EXCERPTED PASSAGE
+--

Parsimony, exhaustivity and balanced detection in neocortex

One fascinating aspect of the brain is its ability to process information in a fast and reliable manner. The functional architecture is thought to play a central role in this task, by encoding efficiently complex stimuli and facilitating higher level processing. In the early visual cortex of higher mammals, information is processed within functional maps whose layout is thought to underlie visual perception. The possible principles underlying the topology of the different maps, as well as the role of a specific functional architecture on information processing, is however poorly understood. We demonstrate mathematically here that two natural principles, local exhaustivity of representation and parsimony, would constrain the orientation and spatial frequency maps to display co-located singularities around which the orientation is organized as a pinwheel and spatial frequency as a dipole. This observation is perfectly in line with new optical imaging data on the cat visual cortex we analyze in a companion paper. Here we further focus on the theoretical implications of this structure. Using a computational model, we show that this architecture allows a trade-off in the local perception of orientation and spatial frequency, but this would occur for sharper selectivity than the tuning width reported in the literature. We therefore re-examined physiological data and show that indeed the spatial frequency selectivity substantially sharpens near maps singularities, bringing to the prediction that the system tends to optimize balanced detection between different attributes. These results shed new light on the principles at play in the emergence of functional architecture of cortical maps, as well as their potential role in processing information.

+--

PROBLEMS TO SOLVE
- 1) For each statement about the abstract on cortical maps, answer yes or no and quote the words of the abstract that decide it: (a) The principles behind the topology of the different maps are well understood. (b) Under the two principles, spatial frequency is organized as a dipole around the singularities. (c) The model's trade-off occurs at the tuning width reported in the literature.
- 2) Answer these questions from the abstract on cortical maps:
(a) Which two principles would constrain the orientation and spatial frequency maps?
(b) Whose visual cortex supplied the new optical imaging data?
(c) Where does spatial frequency selectivity substantially sharpen?

+--

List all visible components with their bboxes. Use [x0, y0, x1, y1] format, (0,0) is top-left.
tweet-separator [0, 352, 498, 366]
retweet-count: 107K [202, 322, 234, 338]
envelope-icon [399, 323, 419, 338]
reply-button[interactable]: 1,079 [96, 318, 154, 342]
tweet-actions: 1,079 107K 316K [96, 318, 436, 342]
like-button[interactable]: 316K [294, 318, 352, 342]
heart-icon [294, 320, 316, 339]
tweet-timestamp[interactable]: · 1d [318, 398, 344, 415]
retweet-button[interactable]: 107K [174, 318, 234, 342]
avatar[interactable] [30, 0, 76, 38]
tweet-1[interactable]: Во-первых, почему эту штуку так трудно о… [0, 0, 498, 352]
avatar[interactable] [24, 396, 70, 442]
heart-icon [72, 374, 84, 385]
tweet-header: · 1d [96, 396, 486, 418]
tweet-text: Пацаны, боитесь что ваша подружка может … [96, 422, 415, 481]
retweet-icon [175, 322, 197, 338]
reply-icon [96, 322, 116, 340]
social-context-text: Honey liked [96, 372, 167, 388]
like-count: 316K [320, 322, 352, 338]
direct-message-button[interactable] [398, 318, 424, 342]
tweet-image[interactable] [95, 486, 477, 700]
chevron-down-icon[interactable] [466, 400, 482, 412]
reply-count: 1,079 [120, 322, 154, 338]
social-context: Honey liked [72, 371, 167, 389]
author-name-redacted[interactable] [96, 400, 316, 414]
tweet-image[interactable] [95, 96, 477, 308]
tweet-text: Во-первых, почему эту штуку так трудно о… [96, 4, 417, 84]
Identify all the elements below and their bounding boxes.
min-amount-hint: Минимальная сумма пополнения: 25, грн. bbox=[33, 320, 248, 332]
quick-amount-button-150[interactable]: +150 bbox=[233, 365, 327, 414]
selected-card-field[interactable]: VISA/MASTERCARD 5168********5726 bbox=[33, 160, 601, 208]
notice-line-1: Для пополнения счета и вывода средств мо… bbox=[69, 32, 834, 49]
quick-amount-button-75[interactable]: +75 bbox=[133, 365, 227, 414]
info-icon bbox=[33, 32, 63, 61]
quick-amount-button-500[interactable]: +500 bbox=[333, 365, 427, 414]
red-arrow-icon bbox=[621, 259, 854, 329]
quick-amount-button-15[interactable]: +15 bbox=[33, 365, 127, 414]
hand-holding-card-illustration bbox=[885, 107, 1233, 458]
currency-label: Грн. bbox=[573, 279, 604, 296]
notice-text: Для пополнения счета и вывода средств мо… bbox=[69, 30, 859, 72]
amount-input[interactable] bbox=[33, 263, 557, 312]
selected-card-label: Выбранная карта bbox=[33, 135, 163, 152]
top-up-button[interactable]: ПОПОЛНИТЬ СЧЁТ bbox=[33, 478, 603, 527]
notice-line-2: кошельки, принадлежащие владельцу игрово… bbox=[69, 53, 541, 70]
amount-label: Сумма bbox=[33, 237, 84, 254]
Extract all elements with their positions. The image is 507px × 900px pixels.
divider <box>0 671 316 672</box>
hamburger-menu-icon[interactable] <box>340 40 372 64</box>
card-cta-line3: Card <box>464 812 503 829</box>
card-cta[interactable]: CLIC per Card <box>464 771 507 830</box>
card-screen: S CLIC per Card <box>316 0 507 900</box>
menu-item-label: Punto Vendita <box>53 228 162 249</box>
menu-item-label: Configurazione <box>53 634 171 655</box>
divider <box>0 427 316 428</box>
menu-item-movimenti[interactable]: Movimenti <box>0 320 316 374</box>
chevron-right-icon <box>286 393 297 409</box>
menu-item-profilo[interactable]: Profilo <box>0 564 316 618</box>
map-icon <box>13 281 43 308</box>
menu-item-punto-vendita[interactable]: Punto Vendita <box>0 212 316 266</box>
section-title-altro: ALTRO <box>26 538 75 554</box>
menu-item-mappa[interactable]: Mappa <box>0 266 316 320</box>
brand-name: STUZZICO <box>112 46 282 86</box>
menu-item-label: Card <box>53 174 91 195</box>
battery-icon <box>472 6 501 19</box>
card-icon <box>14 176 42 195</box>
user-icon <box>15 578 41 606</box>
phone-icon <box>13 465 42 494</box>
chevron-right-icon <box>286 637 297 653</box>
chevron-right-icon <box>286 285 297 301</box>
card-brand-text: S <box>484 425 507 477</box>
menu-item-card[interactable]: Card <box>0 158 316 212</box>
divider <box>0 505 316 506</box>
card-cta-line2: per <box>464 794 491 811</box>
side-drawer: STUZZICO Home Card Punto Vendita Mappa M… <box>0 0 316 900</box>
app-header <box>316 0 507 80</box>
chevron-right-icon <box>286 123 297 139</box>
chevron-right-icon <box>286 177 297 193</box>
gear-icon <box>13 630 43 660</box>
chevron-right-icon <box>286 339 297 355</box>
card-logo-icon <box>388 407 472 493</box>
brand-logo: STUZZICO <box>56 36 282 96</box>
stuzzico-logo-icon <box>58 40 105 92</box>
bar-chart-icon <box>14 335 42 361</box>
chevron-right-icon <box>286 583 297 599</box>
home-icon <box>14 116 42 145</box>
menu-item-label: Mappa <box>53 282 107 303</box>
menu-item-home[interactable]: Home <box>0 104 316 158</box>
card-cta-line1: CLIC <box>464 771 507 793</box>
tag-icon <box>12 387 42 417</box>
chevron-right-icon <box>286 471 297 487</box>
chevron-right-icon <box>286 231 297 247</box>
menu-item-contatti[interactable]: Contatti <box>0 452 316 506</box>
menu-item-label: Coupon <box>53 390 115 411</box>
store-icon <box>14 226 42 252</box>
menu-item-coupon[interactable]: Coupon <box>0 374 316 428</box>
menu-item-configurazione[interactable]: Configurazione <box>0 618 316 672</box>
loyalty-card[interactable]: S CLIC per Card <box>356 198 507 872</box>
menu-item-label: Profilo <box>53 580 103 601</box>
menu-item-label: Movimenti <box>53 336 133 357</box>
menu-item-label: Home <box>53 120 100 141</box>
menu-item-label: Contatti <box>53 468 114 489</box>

+--

RESPONSES FOR EACH TASK
- 1)
(a) No: "is however poorly understood."
(b) Yes: "spatial frequency as a dipole."
(c) No: "this would occur for sharper selectivity than the tuning width reported in the literature."

- 2)
(a) Local exhaustivity of representation and parsimony.
(b) The cat's.
(c) Near maps singularities.